Output every line of the material below verbatim, with no changes.

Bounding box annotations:
● ● ● ●
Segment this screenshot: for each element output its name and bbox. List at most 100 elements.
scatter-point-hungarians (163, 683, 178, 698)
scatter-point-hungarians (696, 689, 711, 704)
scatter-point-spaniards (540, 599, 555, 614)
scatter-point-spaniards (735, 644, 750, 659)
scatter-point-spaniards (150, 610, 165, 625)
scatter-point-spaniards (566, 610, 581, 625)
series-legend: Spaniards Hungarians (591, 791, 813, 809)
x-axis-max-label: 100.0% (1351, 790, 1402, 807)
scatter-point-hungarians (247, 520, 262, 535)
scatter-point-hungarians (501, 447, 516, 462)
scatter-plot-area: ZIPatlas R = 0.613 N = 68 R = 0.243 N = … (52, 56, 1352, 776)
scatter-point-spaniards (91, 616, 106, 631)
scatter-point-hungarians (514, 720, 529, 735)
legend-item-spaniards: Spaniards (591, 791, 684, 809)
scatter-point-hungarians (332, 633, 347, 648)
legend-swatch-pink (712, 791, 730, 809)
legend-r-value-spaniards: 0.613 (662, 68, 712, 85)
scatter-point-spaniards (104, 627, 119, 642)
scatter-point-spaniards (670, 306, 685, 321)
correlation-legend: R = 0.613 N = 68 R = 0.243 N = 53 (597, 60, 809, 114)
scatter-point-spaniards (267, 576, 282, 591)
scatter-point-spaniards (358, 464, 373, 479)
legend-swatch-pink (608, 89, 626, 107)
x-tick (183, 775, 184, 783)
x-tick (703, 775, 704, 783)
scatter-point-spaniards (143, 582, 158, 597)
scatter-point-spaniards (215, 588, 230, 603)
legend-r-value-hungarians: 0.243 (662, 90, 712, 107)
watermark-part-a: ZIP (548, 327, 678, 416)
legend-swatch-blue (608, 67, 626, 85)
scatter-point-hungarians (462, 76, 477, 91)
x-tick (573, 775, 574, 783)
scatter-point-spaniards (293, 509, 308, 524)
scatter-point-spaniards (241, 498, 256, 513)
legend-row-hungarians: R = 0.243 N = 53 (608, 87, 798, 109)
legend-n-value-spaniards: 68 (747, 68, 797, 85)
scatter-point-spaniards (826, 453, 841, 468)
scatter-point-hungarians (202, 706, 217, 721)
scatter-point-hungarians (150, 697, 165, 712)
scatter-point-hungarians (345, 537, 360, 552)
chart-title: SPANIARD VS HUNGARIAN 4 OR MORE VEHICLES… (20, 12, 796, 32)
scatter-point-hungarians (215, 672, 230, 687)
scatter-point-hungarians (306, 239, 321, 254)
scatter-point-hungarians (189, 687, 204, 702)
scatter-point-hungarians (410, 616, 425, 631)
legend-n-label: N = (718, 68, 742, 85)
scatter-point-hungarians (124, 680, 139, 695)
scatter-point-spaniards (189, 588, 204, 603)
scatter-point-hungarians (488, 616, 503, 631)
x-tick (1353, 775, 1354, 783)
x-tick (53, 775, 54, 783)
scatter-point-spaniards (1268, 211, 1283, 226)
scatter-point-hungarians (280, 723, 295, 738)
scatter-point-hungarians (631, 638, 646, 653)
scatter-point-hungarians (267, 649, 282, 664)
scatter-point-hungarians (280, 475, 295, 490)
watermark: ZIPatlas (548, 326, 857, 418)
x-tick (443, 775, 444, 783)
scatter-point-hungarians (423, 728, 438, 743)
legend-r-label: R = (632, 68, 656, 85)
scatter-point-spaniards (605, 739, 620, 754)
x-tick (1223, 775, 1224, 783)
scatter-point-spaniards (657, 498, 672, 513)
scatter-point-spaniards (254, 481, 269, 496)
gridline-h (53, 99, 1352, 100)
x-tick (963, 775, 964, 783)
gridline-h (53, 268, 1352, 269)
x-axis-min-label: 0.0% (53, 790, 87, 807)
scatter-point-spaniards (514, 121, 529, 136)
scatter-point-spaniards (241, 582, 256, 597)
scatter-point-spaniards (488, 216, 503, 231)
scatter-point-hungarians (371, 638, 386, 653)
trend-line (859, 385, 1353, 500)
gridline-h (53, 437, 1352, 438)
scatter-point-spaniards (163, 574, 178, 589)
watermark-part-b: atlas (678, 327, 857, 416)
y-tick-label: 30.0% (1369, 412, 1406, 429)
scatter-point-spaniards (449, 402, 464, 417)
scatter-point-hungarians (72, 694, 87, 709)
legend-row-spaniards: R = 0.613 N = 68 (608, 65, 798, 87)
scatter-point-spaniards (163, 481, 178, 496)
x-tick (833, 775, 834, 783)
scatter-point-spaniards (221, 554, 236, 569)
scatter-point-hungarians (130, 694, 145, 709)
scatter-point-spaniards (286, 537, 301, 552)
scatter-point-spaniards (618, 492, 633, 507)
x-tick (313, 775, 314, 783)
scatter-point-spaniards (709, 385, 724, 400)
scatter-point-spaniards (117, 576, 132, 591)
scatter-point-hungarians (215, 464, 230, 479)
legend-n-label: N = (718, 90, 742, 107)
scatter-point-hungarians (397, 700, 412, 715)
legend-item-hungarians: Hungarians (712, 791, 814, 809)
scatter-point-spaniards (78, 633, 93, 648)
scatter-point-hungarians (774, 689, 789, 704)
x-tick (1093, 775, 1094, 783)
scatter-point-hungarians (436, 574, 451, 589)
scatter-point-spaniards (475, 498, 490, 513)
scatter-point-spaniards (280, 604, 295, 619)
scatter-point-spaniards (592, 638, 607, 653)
● ● ● ●
▶ **Finished exercise**:
Segment this screenshot: for each element output its name and bbox. List at most 100 elements.
scatter-point-hungarians (163, 683, 178, 698)
scatter-point-hungarians (696, 689, 711, 704)
scatter-point-spaniards (540, 599, 555, 614)
scatter-point-spaniards (735, 644, 750, 659)
scatter-point-spaniards (150, 610, 165, 625)
scatter-point-spaniards (566, 610, 581, 625)
series-legend: Spaniards Hungarians (591, 791, 813, 809)
x-axis-max-label: 100.0% (1351, 790, 1402, 807)
scatter-point-hungarians (247, 520, 262, 535)
scatter-point-hungarians (501, 447, 516, 462)
scatter-plot-area: ZIPatlas R = 0.613 N = 68 R = 0.243 N = … (52, 56, 1352, 776)
scatter-point-spaniards (91, 616, 106, 631)
scatter-point-hungarians (514, 720, 529, 735)
legend-item-spaniards: Spaniards (591, 791, 684, 809)
scatter-point-hungarians (332, 633, 347, 648)
legend-swatch-pink (712, 791, 730, 809)
legend-r-value-spaniards: 0.613 (662, 68, 712, 85)
scatter-point-spaniards (104, 627, 119, 642)
scatter-point-spaniards (670, 306, 685, 321)
correlation-legend: R = 0.613 N = 68 R = 0.243 N = 53 (597, 60, 809, 114)
scatter-point-spaniards (267, 576, 282, 591)
scatter-point-spaniards (358, 464, 373, 479)
legend-swatch-pink (608, 89, 626, 107)
x-tick (183, 775, 184, 783)
x-tick (703, 775, 704, 783)
scatter-point-spaniards (143, 582, 158, 597)
scatter-point-spaniards (215, 588, 230, 603)
legend-r-value-hungarians: 0.243 (662, 90, 712, 107)
watermark-part-a: ZIP (548, 327, 678, 416)
legend-swatch-blue (608, 67, 626, 85)
scatter-point-hungarians (462, 76, 477, 91)
x-tick (573, 775, 574, 783)
scatter-point-spaniards (293, 509, 308, 524)
scatter-point-spaniards (241, 498, 256, 513)
legend-row-hungarians: R = 0.243 N = 53 (608, 87, 798, 109)
legend-n-value-spaniards: 68 (747, 68, 797, 85)
scatter-point-spaniards (826, 453, 841, 468)
scatter-point-hungarians (202, 706, 217, 721)
scatter-point-hungarians (150, 697, 165, 712)
scatter-point-hungarians (345, 537, 360, 552)
chart-title: SPANIARD VS HUNGARIAN 4 OR MORE VEHICLES… (20, 12, 796, 32)
scatter-point-hungarians (215, 672, 230, 687)
scatter-point-hungarians (306, 239, 321, 254)
scatter-point-hungarians (189, 687, 204, 702)
scatter-point-hungarians (410, 616, 425, 631)
legend-n-label: N = (718, 68, 742, 85)
scatter-point-hungarians (124, 680, 139, 695)
scatter-point-spaniards (189, 588, 204, 603)
scatter-point-hungarians (488, 616, 503, 631)
x-tick (1353, 775, 1354, 783)
x-tick (53, 775, 54, 783)
scatter-point-spaniards (1268, 211, 1283, 226)
scatter-point-hungarians (280, 723, 295, 738)
scatter-point-hungarians (631, 638, 646, 653)
scatter-point-hungarians (267, 649, 282, 664)
scatter-point-hungarians (280, 475, 295, 490)
watermark: ZIPatlas (548, 326, 857, 418)
x-tick (443, 775, 444, 783)
scatter-point-hungarians (423, 728, 438, 743)
legend-r-label: R = (632, 68, 656, 85)
scatter-point-spaniards (605, 739, 620, 754)
x-tick (1223, 775, 1224, 783)
scatter-point-spaniards (657, 498, 672, 513)
scatter-point-spaniards (254, 481, 269, 496)
gridline-h (53, 99, 1352, 100)
x-tick (963, 775, 964, 783)
gridline-h (53, 268, 1352, 269)
x-axis-min-label: 0.0% (53, 790, 87, 807)
scatter-point-spaniards (514, 121, 529, 136)
scatter-point-spaniards (241, 582, 256, 597)
scatter-point-spaniards (488, 216, 503, 231)
scatter-point-hungarians (371, 638, 386, 653)
trend-line (859, 385, 1353, 500)
gridline-h (53, 437, 1352, 438)
scatter-point-spaniards (163, 574, 178, 589)
watermark-part-b: atlas (678, 327, 857, 416)
y-tick-label: 30.0% (1369, 412, 1406, 429)
scatter-point-spaniards (449, 402, 464, 417)
scatter-point-hungarians (72, 694, 87, 709)
legend-row-spaniards: R = 0.613 N = 68 (608, 65, 798, 87)
scatter-point-spaniards (163, 481, 178, 496)
x-tick (833, 775, 834, 783)
scatter-point-spaniards (221, 554, 236, 569)
scatter-point-hungarians (130, 694, 145, 709)
scatter-point-spaniards (286, 537, 301, 552)
scatter-point-spaniards (618, 492, 633, 507)
x-tick (313, 775, 314, 783)
scatter-point-spaniards (709, 385, 724, 400)
scatter-point-spaniards (117, 576, 132, 591)
scatter-point-hungarians (215, 464, 230, 479)
legend-n-label: N = (718, 90, 742, 107)
scatter-point-hungarians (397, 700, 412, 715)
legend-item-hungarians: Hungarians (712, 791, 814, 809)
scatter-point-spaniards (78, 633, 93, 648)
scatter-point-hungarians (774, 689, 789, 704)
x-tick (1093, 775, 1094, 783)
scatter-point-hungarians (436, 574, 451, 589)
scatter-point-spaniards (475, 498, 490, 513)
scatter-point-spaniards (280, 604, 295, 619)
scatter-point-spaniards (592, 638, 607, 653)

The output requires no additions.